#### Exercise description:
Go over the listing below line by line and tally those containing "Садовая". Give only the tally.

#### Input rows:
● ● ● ●

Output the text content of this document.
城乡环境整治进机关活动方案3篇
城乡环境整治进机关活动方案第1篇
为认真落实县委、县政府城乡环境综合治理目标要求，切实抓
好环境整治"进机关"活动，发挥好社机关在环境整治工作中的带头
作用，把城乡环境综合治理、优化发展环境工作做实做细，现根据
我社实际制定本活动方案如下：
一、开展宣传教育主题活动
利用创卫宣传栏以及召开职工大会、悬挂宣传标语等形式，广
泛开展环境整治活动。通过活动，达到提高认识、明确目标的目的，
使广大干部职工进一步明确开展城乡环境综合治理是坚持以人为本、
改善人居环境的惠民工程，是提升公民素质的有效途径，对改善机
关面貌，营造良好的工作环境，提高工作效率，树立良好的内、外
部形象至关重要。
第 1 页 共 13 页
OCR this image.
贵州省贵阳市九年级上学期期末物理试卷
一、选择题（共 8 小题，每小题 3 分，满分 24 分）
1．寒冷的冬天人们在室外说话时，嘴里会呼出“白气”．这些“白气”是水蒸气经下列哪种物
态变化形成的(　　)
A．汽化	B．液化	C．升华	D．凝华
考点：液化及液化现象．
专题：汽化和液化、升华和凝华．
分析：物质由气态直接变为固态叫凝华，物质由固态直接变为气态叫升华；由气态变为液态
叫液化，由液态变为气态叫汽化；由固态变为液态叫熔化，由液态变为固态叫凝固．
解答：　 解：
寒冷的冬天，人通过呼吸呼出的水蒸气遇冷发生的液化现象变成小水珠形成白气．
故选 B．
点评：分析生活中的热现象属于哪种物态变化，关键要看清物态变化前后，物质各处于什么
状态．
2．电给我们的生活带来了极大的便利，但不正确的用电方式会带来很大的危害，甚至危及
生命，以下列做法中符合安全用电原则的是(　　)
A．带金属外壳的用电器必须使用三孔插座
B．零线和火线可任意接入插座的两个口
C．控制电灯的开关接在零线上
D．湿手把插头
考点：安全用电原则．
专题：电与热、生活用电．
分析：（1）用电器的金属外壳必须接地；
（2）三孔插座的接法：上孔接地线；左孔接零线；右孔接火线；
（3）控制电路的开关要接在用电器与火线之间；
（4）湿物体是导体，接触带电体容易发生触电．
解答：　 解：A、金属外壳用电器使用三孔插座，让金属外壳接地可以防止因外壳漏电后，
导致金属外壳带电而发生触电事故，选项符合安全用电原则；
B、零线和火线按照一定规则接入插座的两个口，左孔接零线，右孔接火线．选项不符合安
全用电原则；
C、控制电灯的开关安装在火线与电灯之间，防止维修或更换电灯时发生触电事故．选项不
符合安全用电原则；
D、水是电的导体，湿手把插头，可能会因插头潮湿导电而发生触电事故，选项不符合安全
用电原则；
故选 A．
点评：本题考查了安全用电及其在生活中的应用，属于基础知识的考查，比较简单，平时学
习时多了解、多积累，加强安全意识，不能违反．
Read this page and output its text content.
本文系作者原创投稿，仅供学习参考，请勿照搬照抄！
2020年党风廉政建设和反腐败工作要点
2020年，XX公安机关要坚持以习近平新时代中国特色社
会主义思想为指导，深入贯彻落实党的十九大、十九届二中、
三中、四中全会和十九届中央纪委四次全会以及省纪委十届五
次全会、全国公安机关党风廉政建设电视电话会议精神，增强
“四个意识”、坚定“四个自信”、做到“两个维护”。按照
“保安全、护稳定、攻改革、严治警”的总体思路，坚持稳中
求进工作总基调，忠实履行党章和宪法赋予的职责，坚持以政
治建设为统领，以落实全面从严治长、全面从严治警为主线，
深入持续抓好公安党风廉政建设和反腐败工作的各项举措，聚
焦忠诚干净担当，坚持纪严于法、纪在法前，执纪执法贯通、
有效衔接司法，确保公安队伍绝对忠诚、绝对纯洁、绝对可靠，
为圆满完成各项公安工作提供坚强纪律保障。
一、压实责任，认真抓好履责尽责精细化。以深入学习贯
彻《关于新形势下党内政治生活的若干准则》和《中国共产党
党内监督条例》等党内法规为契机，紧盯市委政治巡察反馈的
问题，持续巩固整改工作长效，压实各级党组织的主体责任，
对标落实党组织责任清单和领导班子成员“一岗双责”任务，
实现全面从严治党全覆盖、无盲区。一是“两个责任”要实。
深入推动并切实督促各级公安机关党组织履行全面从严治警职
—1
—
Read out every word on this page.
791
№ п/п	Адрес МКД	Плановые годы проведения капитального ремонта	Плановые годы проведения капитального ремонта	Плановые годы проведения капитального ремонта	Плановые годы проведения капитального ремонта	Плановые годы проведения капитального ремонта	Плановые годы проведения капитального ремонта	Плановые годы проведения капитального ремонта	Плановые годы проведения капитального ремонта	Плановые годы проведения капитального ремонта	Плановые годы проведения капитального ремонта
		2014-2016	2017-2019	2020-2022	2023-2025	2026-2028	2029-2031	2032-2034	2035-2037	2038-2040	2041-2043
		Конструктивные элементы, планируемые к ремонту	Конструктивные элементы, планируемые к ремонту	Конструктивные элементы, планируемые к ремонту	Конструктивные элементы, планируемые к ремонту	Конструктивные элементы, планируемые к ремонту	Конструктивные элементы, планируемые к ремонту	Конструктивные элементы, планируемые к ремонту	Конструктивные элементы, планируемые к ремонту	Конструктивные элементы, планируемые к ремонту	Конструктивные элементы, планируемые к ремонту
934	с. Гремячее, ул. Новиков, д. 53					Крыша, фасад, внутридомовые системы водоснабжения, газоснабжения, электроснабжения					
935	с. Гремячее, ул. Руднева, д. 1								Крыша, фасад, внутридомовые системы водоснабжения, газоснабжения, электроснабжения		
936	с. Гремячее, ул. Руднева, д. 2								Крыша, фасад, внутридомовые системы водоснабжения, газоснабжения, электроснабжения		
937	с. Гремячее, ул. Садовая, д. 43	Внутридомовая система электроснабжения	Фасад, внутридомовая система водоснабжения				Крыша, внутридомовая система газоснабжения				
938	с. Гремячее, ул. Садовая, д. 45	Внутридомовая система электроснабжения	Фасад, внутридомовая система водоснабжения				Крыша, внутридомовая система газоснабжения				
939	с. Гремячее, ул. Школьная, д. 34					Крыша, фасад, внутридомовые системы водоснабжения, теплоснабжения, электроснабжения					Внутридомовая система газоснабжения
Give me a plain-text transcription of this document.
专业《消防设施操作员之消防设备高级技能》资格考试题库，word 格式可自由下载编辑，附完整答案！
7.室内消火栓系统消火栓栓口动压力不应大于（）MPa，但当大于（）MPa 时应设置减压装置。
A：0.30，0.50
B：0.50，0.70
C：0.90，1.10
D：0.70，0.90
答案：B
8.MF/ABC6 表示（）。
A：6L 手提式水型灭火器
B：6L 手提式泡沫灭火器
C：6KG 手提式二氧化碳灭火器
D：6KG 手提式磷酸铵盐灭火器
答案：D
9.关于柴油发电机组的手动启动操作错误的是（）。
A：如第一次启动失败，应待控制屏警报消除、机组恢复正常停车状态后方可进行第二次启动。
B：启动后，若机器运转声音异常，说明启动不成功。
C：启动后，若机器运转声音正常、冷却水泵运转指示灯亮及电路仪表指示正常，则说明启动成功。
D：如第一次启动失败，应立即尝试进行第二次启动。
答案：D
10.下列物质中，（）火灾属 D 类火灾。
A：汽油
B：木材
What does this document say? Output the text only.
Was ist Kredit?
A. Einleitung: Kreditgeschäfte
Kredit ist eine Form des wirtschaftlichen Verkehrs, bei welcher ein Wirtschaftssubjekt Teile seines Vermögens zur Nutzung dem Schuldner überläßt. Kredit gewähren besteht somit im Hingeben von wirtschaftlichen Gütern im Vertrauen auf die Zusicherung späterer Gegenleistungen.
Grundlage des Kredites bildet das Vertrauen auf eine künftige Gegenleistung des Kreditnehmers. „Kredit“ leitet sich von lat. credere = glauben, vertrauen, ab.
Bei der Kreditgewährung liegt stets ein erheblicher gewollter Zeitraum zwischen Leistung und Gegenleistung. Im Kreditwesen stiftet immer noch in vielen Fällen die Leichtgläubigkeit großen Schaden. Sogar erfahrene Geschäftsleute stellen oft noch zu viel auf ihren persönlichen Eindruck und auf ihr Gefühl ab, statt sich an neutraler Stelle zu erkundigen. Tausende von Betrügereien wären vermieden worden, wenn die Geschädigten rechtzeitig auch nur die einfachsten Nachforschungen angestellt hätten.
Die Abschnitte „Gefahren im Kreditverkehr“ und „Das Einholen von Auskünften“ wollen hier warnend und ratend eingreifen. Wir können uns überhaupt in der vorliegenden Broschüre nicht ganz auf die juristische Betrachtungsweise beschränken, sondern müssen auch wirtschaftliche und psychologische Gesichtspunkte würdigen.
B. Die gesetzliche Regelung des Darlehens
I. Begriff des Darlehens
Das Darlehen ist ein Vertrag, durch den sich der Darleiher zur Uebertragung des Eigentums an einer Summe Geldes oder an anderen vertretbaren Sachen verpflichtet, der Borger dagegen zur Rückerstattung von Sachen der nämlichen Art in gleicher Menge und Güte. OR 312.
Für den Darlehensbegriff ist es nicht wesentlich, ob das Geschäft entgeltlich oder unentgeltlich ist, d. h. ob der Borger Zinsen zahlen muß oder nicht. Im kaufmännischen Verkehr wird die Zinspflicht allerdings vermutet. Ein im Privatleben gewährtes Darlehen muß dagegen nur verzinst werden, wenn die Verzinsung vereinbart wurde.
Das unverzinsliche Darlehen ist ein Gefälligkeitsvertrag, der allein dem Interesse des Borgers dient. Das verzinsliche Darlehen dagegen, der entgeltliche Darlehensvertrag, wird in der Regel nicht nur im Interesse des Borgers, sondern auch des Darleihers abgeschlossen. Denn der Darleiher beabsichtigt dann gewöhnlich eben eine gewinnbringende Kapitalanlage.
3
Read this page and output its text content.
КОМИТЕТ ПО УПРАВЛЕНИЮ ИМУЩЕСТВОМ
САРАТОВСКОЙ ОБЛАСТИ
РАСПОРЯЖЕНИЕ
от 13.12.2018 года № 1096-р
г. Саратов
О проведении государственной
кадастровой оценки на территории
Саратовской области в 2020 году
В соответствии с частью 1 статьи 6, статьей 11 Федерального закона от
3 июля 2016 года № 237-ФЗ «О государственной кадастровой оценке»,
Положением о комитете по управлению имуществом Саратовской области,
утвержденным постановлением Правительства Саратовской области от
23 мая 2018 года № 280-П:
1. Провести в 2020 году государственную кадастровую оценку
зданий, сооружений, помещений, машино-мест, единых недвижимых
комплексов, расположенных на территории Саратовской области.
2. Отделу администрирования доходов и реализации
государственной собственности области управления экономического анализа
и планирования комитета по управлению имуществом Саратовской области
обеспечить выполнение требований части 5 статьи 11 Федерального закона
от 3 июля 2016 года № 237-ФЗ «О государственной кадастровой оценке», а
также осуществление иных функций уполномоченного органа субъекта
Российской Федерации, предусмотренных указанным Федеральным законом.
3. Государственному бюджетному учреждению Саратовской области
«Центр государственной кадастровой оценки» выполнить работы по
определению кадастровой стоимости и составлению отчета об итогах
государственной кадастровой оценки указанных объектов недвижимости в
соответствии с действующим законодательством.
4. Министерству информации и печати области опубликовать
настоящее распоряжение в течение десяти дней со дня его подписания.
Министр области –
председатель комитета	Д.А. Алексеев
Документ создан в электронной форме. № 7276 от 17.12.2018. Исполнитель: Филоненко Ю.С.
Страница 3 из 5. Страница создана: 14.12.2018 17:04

● ● ● ●

#### Written solution:
2